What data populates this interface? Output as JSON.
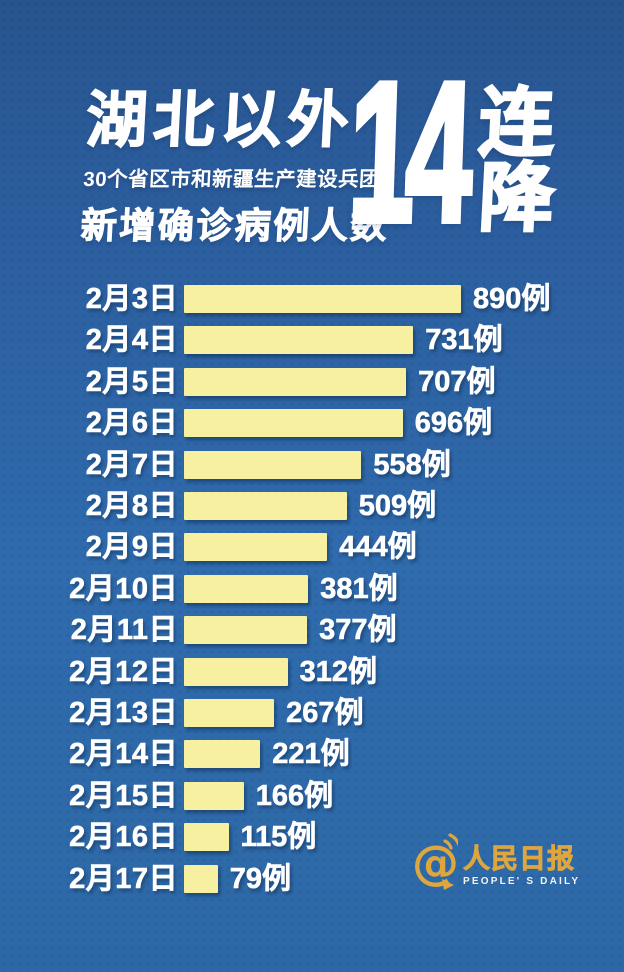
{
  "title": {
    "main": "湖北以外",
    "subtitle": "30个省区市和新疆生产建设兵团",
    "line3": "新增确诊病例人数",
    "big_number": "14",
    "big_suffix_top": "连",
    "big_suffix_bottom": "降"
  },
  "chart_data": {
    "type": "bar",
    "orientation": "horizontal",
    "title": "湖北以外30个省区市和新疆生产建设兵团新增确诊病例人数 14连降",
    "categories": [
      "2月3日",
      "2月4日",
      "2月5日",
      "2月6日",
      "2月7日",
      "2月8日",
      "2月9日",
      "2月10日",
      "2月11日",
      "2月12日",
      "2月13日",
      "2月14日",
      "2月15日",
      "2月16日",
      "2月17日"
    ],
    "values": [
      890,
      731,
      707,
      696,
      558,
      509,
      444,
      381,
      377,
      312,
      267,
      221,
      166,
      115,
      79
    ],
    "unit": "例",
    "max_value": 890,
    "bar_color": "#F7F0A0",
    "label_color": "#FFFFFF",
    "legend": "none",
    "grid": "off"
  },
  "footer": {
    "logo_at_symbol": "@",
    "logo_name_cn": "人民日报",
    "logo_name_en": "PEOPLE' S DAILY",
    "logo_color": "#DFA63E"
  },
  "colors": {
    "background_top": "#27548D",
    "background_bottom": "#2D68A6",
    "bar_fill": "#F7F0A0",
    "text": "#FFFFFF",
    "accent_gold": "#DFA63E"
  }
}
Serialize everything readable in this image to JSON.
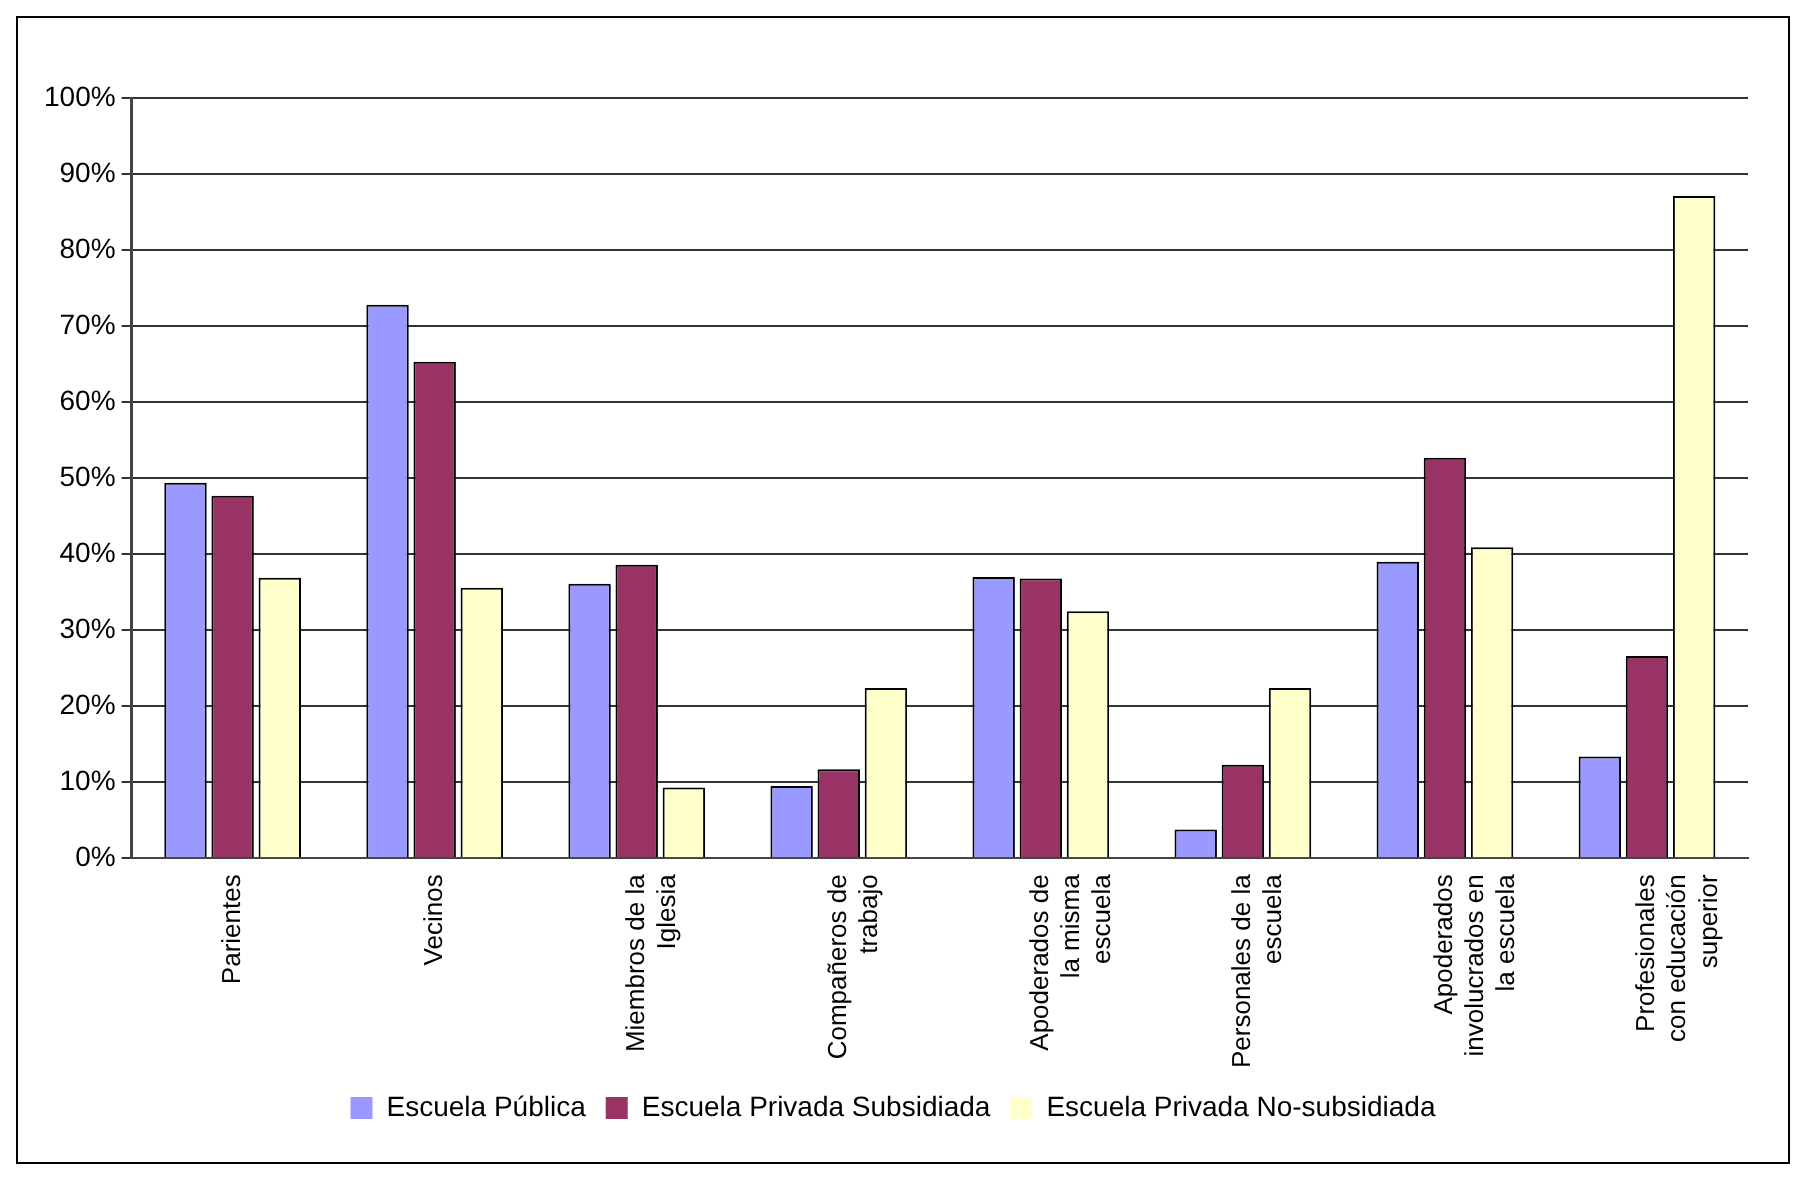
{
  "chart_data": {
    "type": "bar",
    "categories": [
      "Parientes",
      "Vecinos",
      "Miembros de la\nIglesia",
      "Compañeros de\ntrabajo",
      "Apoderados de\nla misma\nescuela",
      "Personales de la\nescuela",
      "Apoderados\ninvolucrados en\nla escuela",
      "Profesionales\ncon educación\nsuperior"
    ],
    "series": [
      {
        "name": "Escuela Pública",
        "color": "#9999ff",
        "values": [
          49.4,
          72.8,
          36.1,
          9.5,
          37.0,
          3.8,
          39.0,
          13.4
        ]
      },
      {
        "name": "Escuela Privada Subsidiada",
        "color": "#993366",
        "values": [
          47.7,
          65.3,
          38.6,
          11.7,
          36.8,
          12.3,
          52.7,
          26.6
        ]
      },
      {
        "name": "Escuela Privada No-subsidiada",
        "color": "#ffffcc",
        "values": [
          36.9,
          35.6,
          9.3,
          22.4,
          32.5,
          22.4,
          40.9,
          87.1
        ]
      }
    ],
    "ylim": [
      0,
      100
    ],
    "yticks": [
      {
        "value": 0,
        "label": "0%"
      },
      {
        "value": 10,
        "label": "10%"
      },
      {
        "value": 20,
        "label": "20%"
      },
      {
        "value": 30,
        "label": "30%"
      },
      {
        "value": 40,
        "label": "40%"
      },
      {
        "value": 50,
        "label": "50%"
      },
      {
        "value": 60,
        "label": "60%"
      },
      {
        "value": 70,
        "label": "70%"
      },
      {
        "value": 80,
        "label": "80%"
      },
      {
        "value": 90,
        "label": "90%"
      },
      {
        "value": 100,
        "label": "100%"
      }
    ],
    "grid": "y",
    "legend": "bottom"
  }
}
---
Only the count is wanted: report how many lines of the material above hold the word "nescuela".

Answer in full: 2